Material provided —
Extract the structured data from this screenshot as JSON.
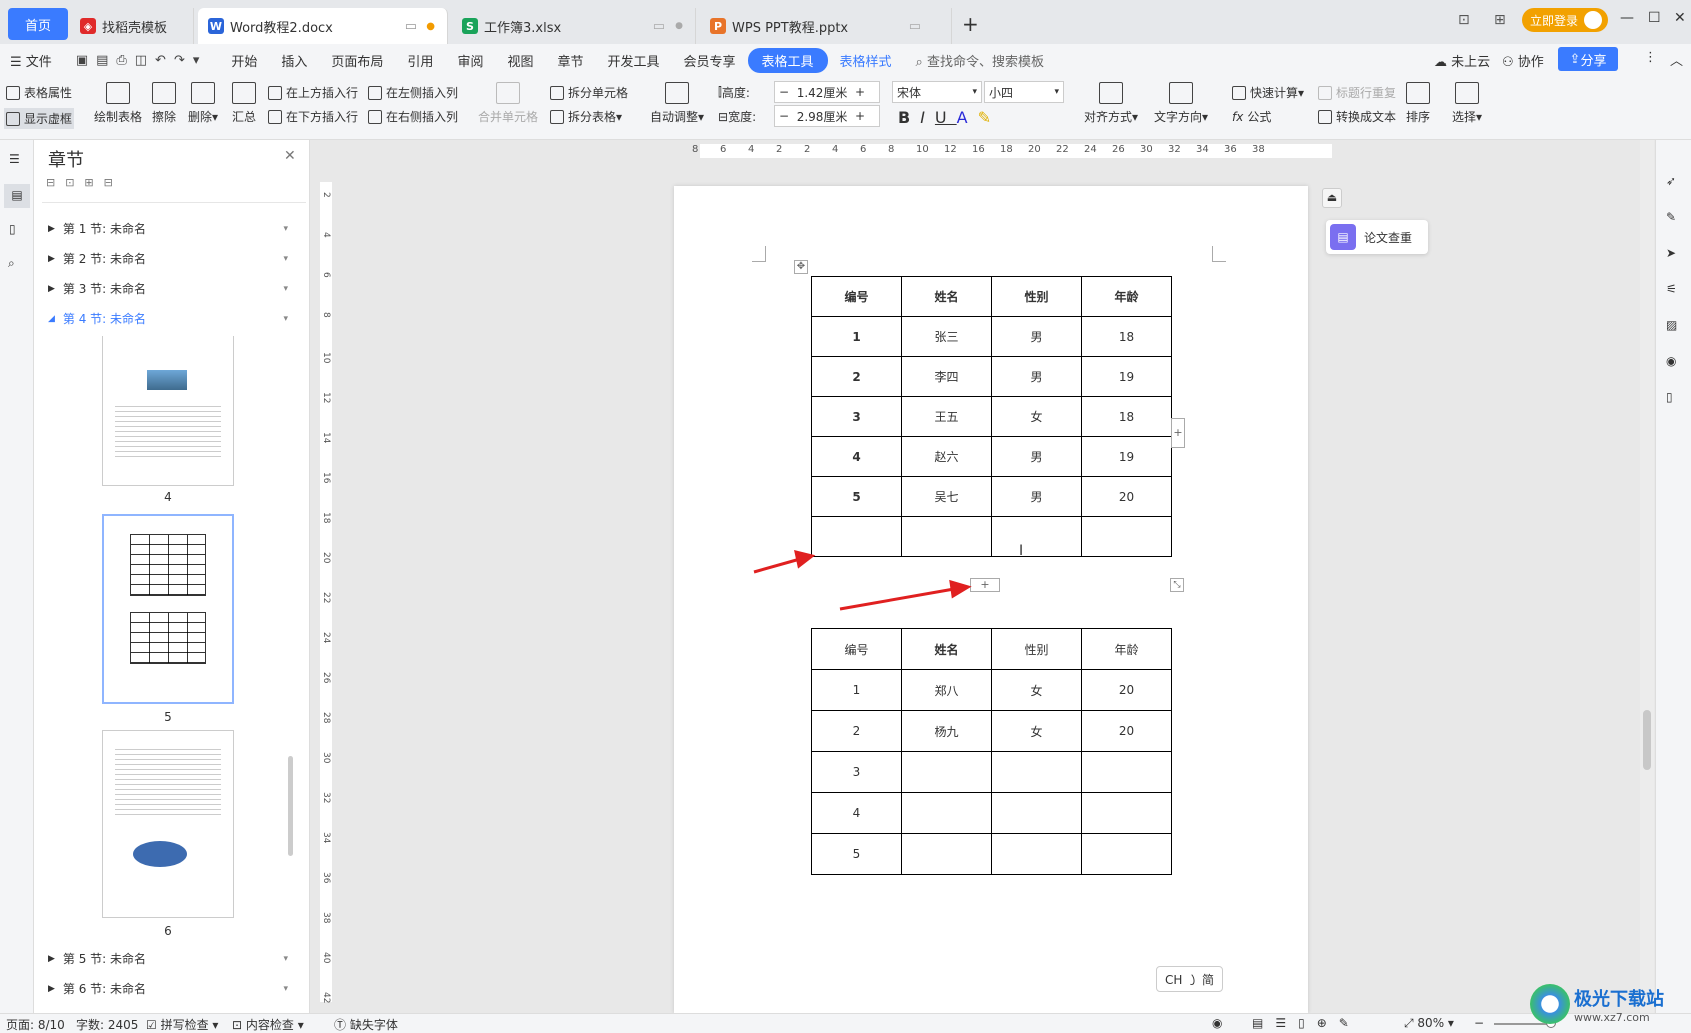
{
  "tabs": {
    "home": "首页",
    "items": [
      {
        "label": "找稻壳模板",
        "icon": "docer-icon"
      },
      {
        "label": "Word教程2.docx",
        "icon": "word-icon"
      },
      {
        "label": "工作簿3.xlsx",
        "icon": "excel-icon"
      },
      {
        "label": "WPS PPT教程.pptx",
        "icon": "ppt-icon"
      }
    ],
    "login": "立即登录"
  },
  "menu": {
    "file": "文件",
    "items": [
      "开始",
      "插入",
      "页面布局",
      "引用",
      "审阅",
      "视图",
      "章节",
      "开发工具",
      "会员专享"
    ],
    "table_tools": "表格工具",
    "table_style": "表格样式",
    "search": "查找命令、搜索模板",
    "cloud": "未上云",
    "collab": "协作",
    "share": "分享"
  },
  "toolbar": {
    "table_props": "表格属性",
    "show_grid": "显示虚框",
    "draw_table": "绘制表格",
    "erase": "擦除",
    "delete": "删除",
    "summary": "汇总",
    "insert_above": "在上方插入行",
    "insert_below": "在下方插入行",
    "insert_left": "在左侧插入列",
    "insert_right": "在右侧插入列",
    "merge": "合并单元格",
    "split_cell": "拆分单元格",
    "split_table": "拆分表格",
    "auto_adjust": "自动调整",
    "height_label": "高度:",
    "height_value": "1.42厘米",
    "width_label": "宽度:",
    "width_value": "2.98厘米",
    "font": "宋体",
    "size": "小四",
    "align": "对齐方式",
    "text_dir": "文字方向",
    "quick_calc": "快速计算",
    "header_repeat": "标题行重复",
    "formula": "公式",
    "to_text": "转换成文本",
    "sort": "排序",
    "select": "选择"
  },
  "nav": {
    "title": "章节",
    "sections_top": [
      "第 1 节: 未命名",
      "第 2 节: 未命名",
      "第 3 节: 未命名",
      "第 4 节: 未命名"
    ],
    "sections_bottom": [
      "第 5 节: 未命名",
      "第 6 节: 未命名"
    ],
    "pages": [
      "4",
      "5",
      "6"
    ]
  },
  "ruler": {
    "h_ticks": [
      "8",
      "6",
      "4",
      "2",
      "2",
      "4",
      "6",
      "8",
      "10",
      "12",
      "16",
      "18",
      "20",
      "22",
      "24",
      "26",
      "30",
      "32",
      "34",
      "36",
      "38"
    ],
    "v_ticks": [
      "2",
      "4",
      "6",
      "8",
      "10",
      "12",
      "14",
      "16",
      "18",
      "20",
      "22",
      "24",
      "26",
      "28",
      "30",
      "32",
      "34",
      "36",
      "38",
      "40",
      "42"
    ]
  },
  "table1": {
    "header": [
      "编号",
      "姓名",
      "性别",
      "年龄"
    ],
    "rows": [
      [
        "1",
        "张三",
        "男",
        "18"
      ],
      [
        "2",
        "李四",
        "男",
        "19"
      ],
      [
        "3",
        "王五",
        "女",
        "18"
      ],
      [
        "4",
        "赵六",
        "男",
        "19"
      ],
      [
        "5",
        "吴七",
        "男",
        "20"
      ],
      [
        "",
        "",
        "",
        ""
      ]
    ]
  },
  "table2": {
    "header": [
      "编号",
      "姓名",
      "性别",
      "年龄"
    ],
    "rows": [
      [
        "1",
        "郑八",
        "女",
        "20"
      ],
      [
        "2",
        "杨九",
        "女",
        "20"
      ],
      [
        "3",
        "",
        "",
        ""
      ],
      [
        "4",
        "",
        "",
        ""
      ],
      [
        "5",
        "",
        "",
        ""
      ]
    ]
  },
  "paper_check": "论文查重",
  "ime": "CH ㇁ 简",
  "status": {
    "page": "页面: 8/10",
    "words": "字数: 2405",
    "spell": "拼写检查",
    "content": "内容检查",
    "font_missing": "缺失字体",
    "zoom": "80%"
  },
  "watermark": "极光下载站",
  "watermark_url": "www.xz7.com",
  "colors": {
    "accent": "#3a7bff",
    "arrow": "#e02020",
    "login": "#f2a100"
  }
}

Problem —
Print all of the records shown above exactly, leaving out each picture.

Task result —
Extract the structured data from this screenshot as JSON.
{
  "tabs": {
    "home": "首页",
    "items": [
      {
        "label": "找稻壳模板",
        "icon": "docer-icon"
      },
      {
        "label": "Word教程2.docx",
        "icon": "word-icon"
      },
      {
        "label": "工作簿3.xlsx",
        "icon": "excel-icon"
      },
      {
        "label": "WPS PPT教程.pptx",
        "icon": "ppt-icon"
      }
    ],
    "login": "立即登录"
  },
  "menu": {
    "file": "文件",
    "items": [
      "开始",
      "插入",
      "页面布局",
      "引用",
      "审阅",
      "视图",
      "章节",
      "开发工具",
      "会员专享"
    ],
    "table_tools": "表格工具",
    "table_style": "表格样式",
    "search": "查找命令、搜索模板",
    "cloud": "未上云",
    "collab": "协作",
    "share": "分享"
  },
  "toolbar": {
    "table_props": "表格属性",
    "show_grid": "显示虚框",
    "draw_table": "绘制表格",
    "erase": "擦除",
    "delete": "删除",
    "summary": "汇总",
    "insert_above": "在上方插入行",
    "insert_below": "在下方插入行",
    "insert_left": "在左侧插入列",
    "insert_right": "在右侧插入列",
    "merge": "合并单元格",
    "split_cell": "拆分单元格",
    "split_table": "拆分表格",
    "auto_adjust": "自动调整",
    "height_label": "高度:",
    "height_value": "1.42厘米",
    "width_label": "宽度:",
    "width_value": "2.98厘米",
    "font": "宋体",
    "size": "小四",
    "align": "对齐方式",
    "text_dir": "文字方向",
    "quick_calc": "快速计算",
    "header_repeat": "标题行重复",
    "formula": "公式",
    "to_text": "转换成文本",
    "sort": "排序",
    "select": "选择"
  },
  "nav": {
    "title": "章节",
    "sections_top": [
      "第 1 节: 未命名",
      "第 2 节: 未命名",
      "第 3 节: 未命名",
      "第 4 节: 未命名"
    ],
    "sections_bottom": [
      "第 5 节: 未命名",
      "第 6 节: 未命名"
    ],
    "pages": [
      "4",
      "5",
      "6"
    ]
  },
  "ruler": {
    "h_ticks": [
      "8",
      "6",
      "4",
      "2",
      "2",
      "4",
      "6",
      "8",
      "10",
      "12",
      "16",
      "18",
      "20",
      "22",
      "24",
      "26",
      "30",
      "32",
      "34",
      "36",
      "38"
    ],
    "v_ticks": [
      "2",
      "4",
      "6",
      "8",
      "10",
      "12",
      "14",
      "16",
      "18",
      "20",
      "22",
      "24",
      "26",
      "28",
      "30",
      "32",
      "34",
      "36",
      "38",
      "40",
      "42"
    ]
  },
  "table1": {
    "header": [
      "编号",
      "姓名",
      "性别",
      "年龄"
    ],
    "rows": [
      [
        "1",
        "张三",
        "男",
        "18"
      ],
      [
        "2",
        "李四",
        "男",
        "19"
      ],
      [
        "3",
        "王五",
        "女",
        "18"
      ],
      [
        "4",
        "赵六",
        "男",
        "19"
      ],
      [
        "5",
        "吴七",
        "男",
        "20"
      ],
      [
        "",
        "",
        "",
        ""
      ]
    ]
  },
  "table2": {
    "header": [
      "编号",
      "姓名",
      "性别",
      "年龄"
    ],
    "rows": [
      [
        "1",
        "郑八",
        "女",
        "20"
      ],
      [
        "2",
        "杨九",
        "女",
        "20"
      ],
      [
        "3",
        "",
        "",
        ""
      ],
      [
        "4",
        "",
        "",
        ""
      ],
      [
        "5",
        "",
        "",
        ""
      ]
    ]
  },
  "paper_check": "论文查重",
  "ime": "CH ㇁ 简",
  "status": {
    "page": "页面: 8/10",
    "words": "字数: 2405",
    "spell": "拼写检查",
    "content": "内容检查",
    "font_missing": "缺失字体",
    "zoom": "80%"
  },
  "watermark": "极光下载站",
  "watermark_url": "www.xz7.com",
  "colors": {
    "accent": "#3a7bff",
    "arrow": "#e02020",
    "login": "#f2a100"
  }
}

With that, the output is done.